(Extracted records)
____________
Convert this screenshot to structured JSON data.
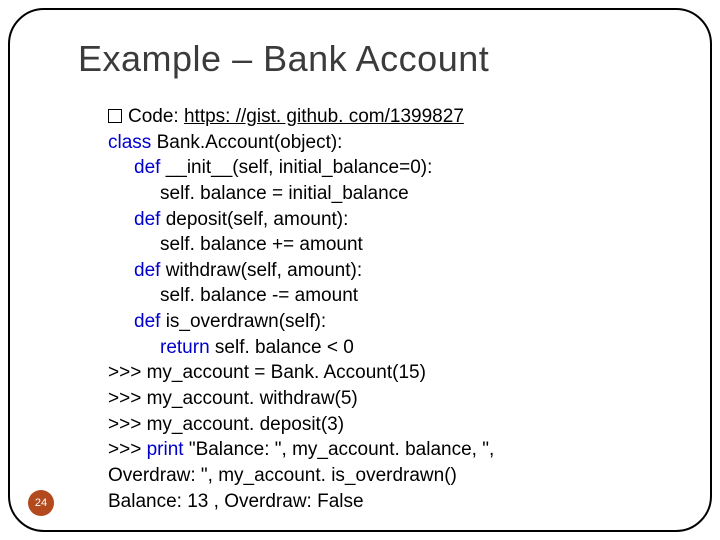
{
  "title": "Example – Bank Account",
  "bullet": {
    "prefix": "Code: ",
    "link_text": "https: //gist. github. com/1399827"
  },
  "code": {
    "l01a": "class",
    "l01b": " Bank.Account(object):",
    "l02a": "def",
    "l02b": " __init__(self, initial_balance=0):",
    "l03": "self. balance = initial_balance",
    "l04a": "def",
    "l04b": " deposit(self, amount):",
    "l05": "self. balance += amount",
    "l06a": "def",
    "l06b": " withdraw(self, amount):",
    "l07": "self. balance -= amount",
    "l08a": "def",
    "l08b": " is_overdrawn(self):",
    "l09a": "return",
    "l09b": " self. balance < 0",
    "l10": ">>> my_account = Bank. Account(15)",
    "l11": ">>> my_account. withdraw(5)",
    "l12": ">>> my_account. deposit(3)",
    "l13a": ">>> ",
    "l13b": "print",
    "l13c": " \"Balance: \", my_account. balance, \",",
    "l14": "Overdraw: \", my_account. is_overdrawn()",
    "l15": "Balance: 13 , Overdraw: False"
  },
  "page_number": "24"
}
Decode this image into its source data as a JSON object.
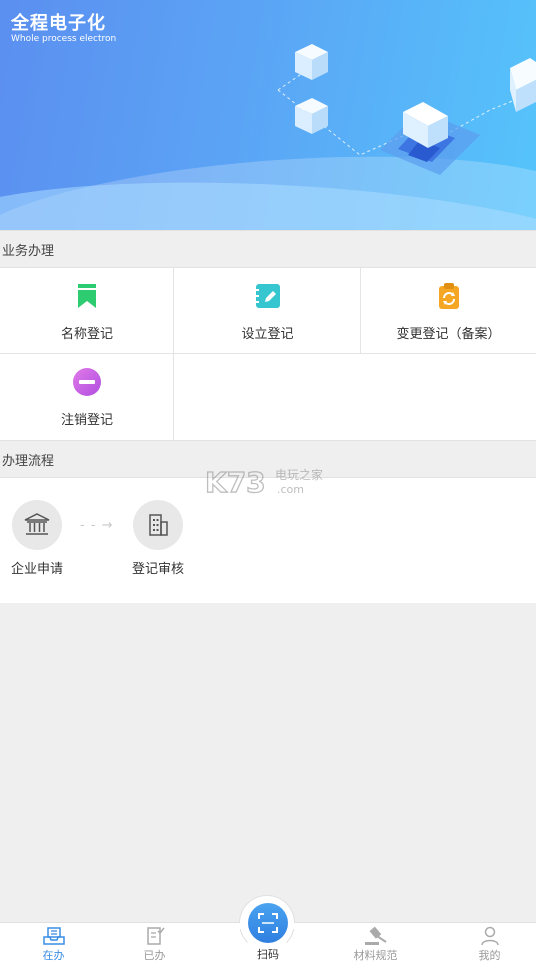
{
  "banner": {
    "title": "全程电子化",
    "subtitle": "Whole process electron"
  },
  "business": {
    "heading": "业务办理",
    "items": [
      {
        "label": "名称登记",
        "icon": "bookmark-icon",
        "color": "#2ecc71"
      },
      {
        "label": "设立登记",
        "icon": "notebook-edit-icon",
        "color": "#35c6d0"
      },
      {
        "label": "变更登记（备案）",
        "icon": "clipboard-refresh-icon",
        "color": "#f5a623"
      },
      {
        "label": "注销登记",
        "icon": "minus-circle-icon",
        "color": "#c65ae6"
      }
    ]
  },
  "process": {
    "heading": "办理流程",
    "steps": [
      {
        "label": "企业申请",
        "icon": "bank-icon"
      },
      {
        "label": "登记审核",
        "icon": "building-icon"
      }
    ],
    "arrow": "- - →"
  },
  "watermark": {
    "brand": "K73",
    "line1": "电玩之家",
    "line2": ".com"
  },
  "tabbar": {
    "tabs": [
      {
        "label": "在办",
        "icon": "inbox-tray-icon",
        "active": true
      },
      {
        "label": "已办",
        "icon": "checked-document-icon",
        "active": false
      },
      {
        "label": "扫码",
        "icon": "scan-icon",
        "active": false
      },
      {
        "label": "材料规范",
        "icon": "gavel-icon",
        "active": false
      },
      {
        "label": "我的",
        "icon": "user-icon",
        "active": false
      }
    ]
  },
  "colors": {
    "accent": "#3a8ee6",
    "banner_start": "#5b8ff0",
    "banner_end": "#55c4fb"
  }
}
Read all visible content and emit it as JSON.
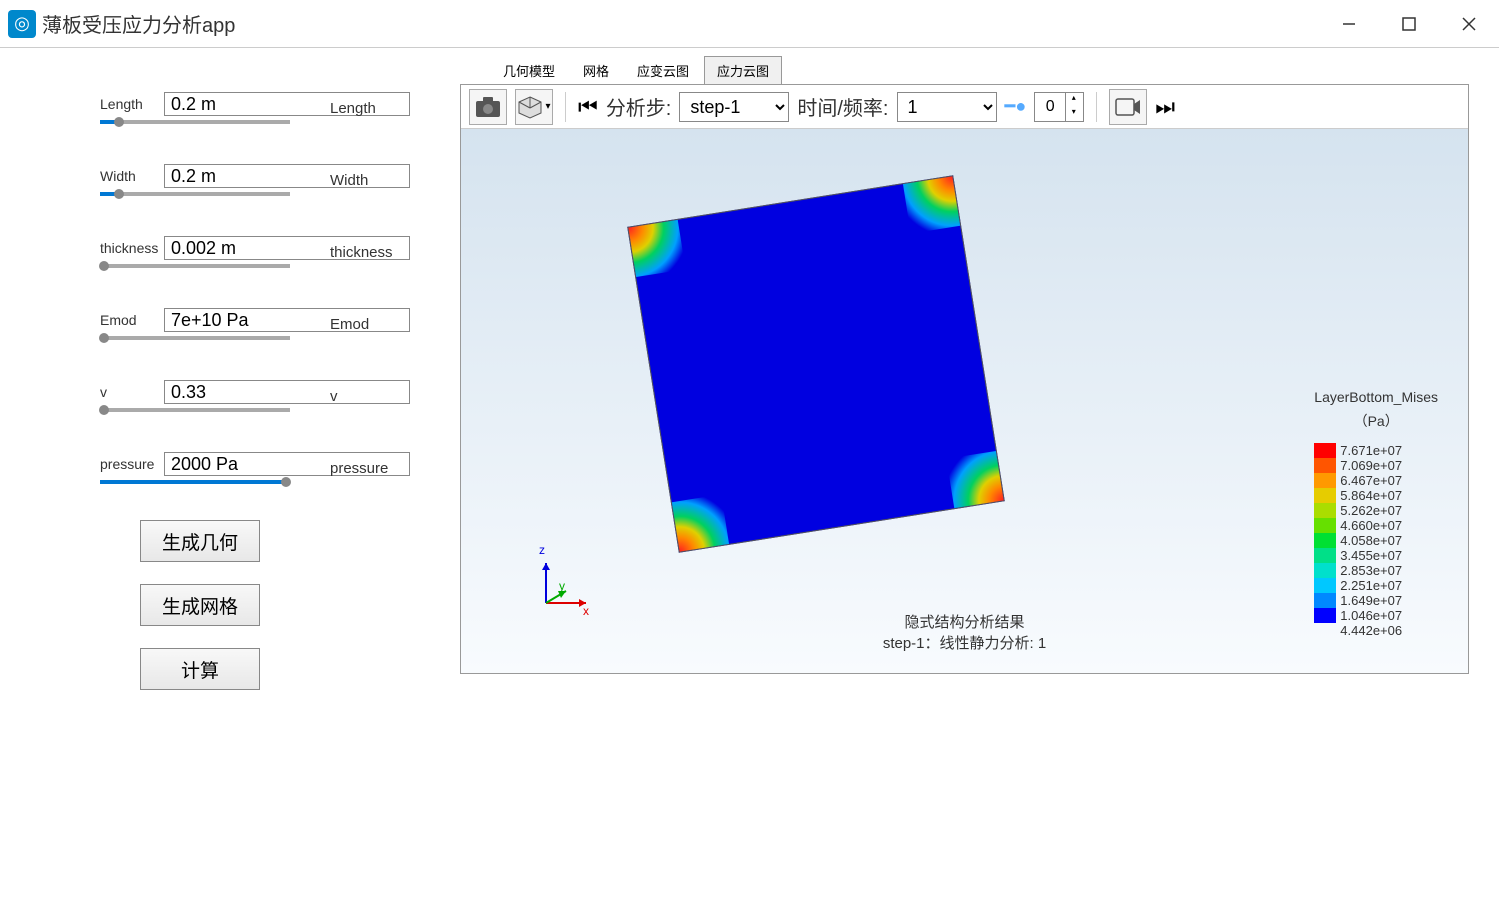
{
  "window": {
    "title": "薄板受压应力分析app"
  },
  "params": {
    "length": {
      "label": "Length",
      "value": "0.2 m",
      "display": "Length",
      "slider_pct": 10
    },
    "width": {
      "label": "Width",
      "value": "0.2 m",
      "display": "Width",
      "slider_pct": 10
    },
    "thickness": {
      "label": "thickness",
      "value": "0.002 m",
      "display": "thickness",
      "slider_pct": 2
    },
    "emod": {
      "label": "Emod",
      "value": "7e+10 Pa",
      "display": "Emod",
      "slider_pct": 2
    },
    "v": {
      "label": "v",
      "value": "0.33",
      "display": "v",
      "slider_pct": 2
    },
    "pressure": {
      "label": "pressure",
      "value": "2000 Pa",
      "display": "pressure",
      "slider_pct": 98
    }
  },
  "buttons": {
    "geom": "生成几何",
    "mesh": "生成网格",
    "calc": "计算"
  },
  "tabs": {
    "geom_model": "几何模型",
    "mesh": "网格",
    "strain": "应变云图",
    "stress": "应力云图"
  },
  "toolbar": {
    "analysis_step_label": "分析步:",
    "analysis_step_value": "step-1",
    "time_freq_label": "时间/频率:",
    "time_freq_value": "1",
    "spinner_value": "0"
  },
  "viewer": {
    "caption_line1": "隐式结构分析结果",
    "caption_line2": "step-1：线性静力分析: 1",
    "triad": {
      "x": "x",
      "y": "y",
      "z": "z"
    }
  },
  "legend": {
    "title": "LayerBottom_Mises",
    "units": "（Pa）",
    "values": [
      "7.671e+07",
      "7.069e+07",
      "6.467e+07",
      "5.864e+07",
      "5.262e+07",
      "4.660e+07",
      "4.058e+07",
      "3.455e+07",
      "2.853e+07",
      "2.251e+07",
      "1.649e+07",
      "1.046e+07",
      "4.442e+06"
    ],
    "colors": [
      "#ff0000",
      "#ff5500",
      "#ff9900",
      "#e6cc00",
      "#aadd00",
      "#66e000",
      "#00e033",
      "#00e088",
      "#00e0cc",
      "#00c8ff",
      "#0088ff",
      "#0000ff"
    ]
  },
  "chart_data": {
    "type": "heatmap",
    "title": "LayerBottom_Mises",
    "units": "Pa",
    "description": "Von Mises stress contour on a thin plate under pressure. Stress concentrates at the four corners (max ~7.67e7 Pa) and is near-uniform low in the interior (~4.44e6 Pa).",
    "colorbar_min": 4442000.0,
    "colorbar_max": 76710000.0,
    "colorbar_ticks": [
      76710000.0,
      70690000.0,
      64670000.0,
      58640000.0,
      52620000.0,
      46600000.0,
      40580000.0,
      34550000.0,
      28530000.0,
      22510000.0,
      16490000.0,
      10460000.0,
      4442000.0
    ]
  }
}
____________
> _INSTRUCTIONS FOR THE TASK_: Print out the lines exactly, skipping any picture.

> _SOLUTION FOR THIS TASK_:
Convert this screenshot to structured JSON data.
{
  "title": "Example – Bank Account",
  "bullet": {
    "prefix": "Code: ",
    "link_text": "https: //gist. github. com/1399827"
  },
  "code": {
    "l01a": "class",
    "l01b": " Bank.Account(object):",
    "l02a": "def",
    "l02b": " __init__(self, initial_balance=0):",
    "l03": "self. balance = initial_balance",
    "l04a": "def",
    "l04b": " deposit(self, amount):",
    "l05": "self. balance += amount",
    "l06a": "def",
    "l06b": " withdraw(self, amount):",
    "l07": "self. balance -= amount",
    "l08a": "def",
    "l08b": " is_overdrawn(self):",
    "l09a": "return",
    "l09b": " self. balance < 0",
    "l10": ">>> my_account = Bank. Account(15)",
    "l11": ">>> my_account. withdraw(5)",
    "l12": ">>> my_account. deposit(3)",
    "l13a": ">>> ",
    "l13b": "print",
    "l13c": " \"Balance: \", my_account. balance, \",",
    "l14": "Overdraw: \", my_account. is_overdrawn()",
    "l15": "Balance: 13 , Overdraw: False"
  },
  "page_number": "24"
}
Decode this image into its source data as a JSON object.
{
  "banner": {
    "title": "全程电子化",
    "subtitle": "Whole process electron"
  },
  "business": {
    "heading": "业务办理",
    "items": [
      {
        "label": "名称登记",
        "icon": "bookmark-icon",
        "color": "#2ecc71"
      },
      {
        "label": "设立登记",
        "icon": "notebook-edit-icon",
        "color": "#35c6d0"
      },
      {
        "label": "变更登记（备案）",
        "icon": "clipboard-refresh-icon",
        "color": "#f5a623"
      },
      {
        "label": "注销登记",
        "icon": "minus-circle-icon",
        "color": "#c65ae6"
      }
    ]
  },
  "process": {
    "heading": "办理流程",
    "steps": [
      {
        "label": "企业申请",
        "icon": "bank-icon"
      },
      {
        "label": "登记审核",
        "icon": "building-icon"
      }
    ],
    "arrow": "- - →"
  },
  "watermark": {
    "brand": "K73",
    "line1": "电玩之家",
    "line2": ".com"
  },
  "tabbar": {
    "tabs": [
      {
        "label": "在办",
        "icon": "inbox-tray-icon",
        "active": true
      },
      {
        "label": "已办",
        "icon": "checked-document-icon",
        "active": false
      },
      {
        "label": "扫码",
        "icon": "scan-icon",
        "active": false
      },
      {
        "label": "材料规范",
        "icon": "gavel-icon",
        "active": false
      },
      {
        "label": "我的",
        "icon": "user-icon",
        "active": false
      }
    ]
  },
  "colors": {
    "accent": "#3a8ee6",
    "banner_start": "#5b8ff0",
    "banner_end": "#55c4fb"
  }
}
Read all visible content and emit it as JSON.
{
  "window": {
    "title": "薄板受压应力分析app"
  },
  "params": {
    "length": {
      "label": "Length",
      "value": "0.2 m",
      "display": "Length",
      "slider_pct": 10
    },
    "width": {
      "label": "Width",
      "value": "0.2 m",
      "display": "Width",
      "slider_pct": 10
    },
    "thickness": {
      "label": "thickness",
      "value": "0.002 m",
      "display": "thickness",
      "slider_pct": 2
    },
    "emod": {
      "label": "Emod",
      "value": "7e+10 Pa",
      "display": "Emod",
      "slider_pct": 2
    },
    "v": {
      "label": "v",
      "value": "0.33",
      "display": "v",
      "slider_pct": 2
    },
    "pressure": {
      "label": "pressure",
      "value": "2000 Pa",
      "display": "pressure",
      "slider_pct": 98
    }
  },
  "buttons": {
    "geom": "生成几何",
    "mesh": "生成网格",
    "calc": "计算"
  },
  "tabs": {
    "geom_model": "几何模型",
    "mesh": "网格",
    "strain": "应变云图",
    "stress": "应力云图"
  },
  "toolbar": {
    "analysis_step_label": "分析步:",
    "analysis_step_value": "step-1",
    "time_freq_label": "时间/频率:",
    "time_freq_value": "1",
    "spinner_value": "0"
  },
  "viewer": {
    "caption_line1": "隐式结构分析结果",
    "caption_line2": "step-1：线性静力分析: 1",
    "triad": {
      "x": "x",
      "y": "y",
      "z": "z"
    }
  },
  "legend": {
    "title": "LayerBottom_Mises",
    "units": "（Pa）",
    "values": [
      "7.671e+07",
      "7.069e+07",
      "6.467e+07",
      "5.864e+07",
      "5.262e+07",
      "4.660e+07",
      "4.058e+07",
      "3.455e+07",
      "2.853e+07",
      "2.251e+07",
      "1.649e+07",
      "1.046e+07",
      "4.442e+06"
    ],
    "colors": [
      "#ff0000",
      "#ff5500",
      "#ff9900",
      "#e6cc00",
      "#aadd00",
      "#66e000",
      "#00e033",
      "#00e088",
      "#00e0cc",
      "#00c8ff",
      "#0088ff",
      "#0000ff"
    ]
  },
  "chart_data": {
    "type": "heatmap",
    "title": "LayerBottom_Mises",
    "units": "Pa",
    "description": "Von Mises stress contour on a thin plate under pressure. Stress concentrates at the four corners (max ~7.67e7 Pa) and is near-uniform low in the interior (~4.44e6 Pa).",
    "colorbar_min": 4442000.0,
    "colorbar_max": 76710000.0,
    "colorbar_ticks": [
      76710000.0,
      70690000.0,
      64670000.0,
      58640000.0,
      52620000.0,
      46600000.0,
      40580000.0,
      34550000.0,
      28530000.0,
      22510000.0,
      16490000.0,
      10460000.0,
      4442000.0
    ]
  }
}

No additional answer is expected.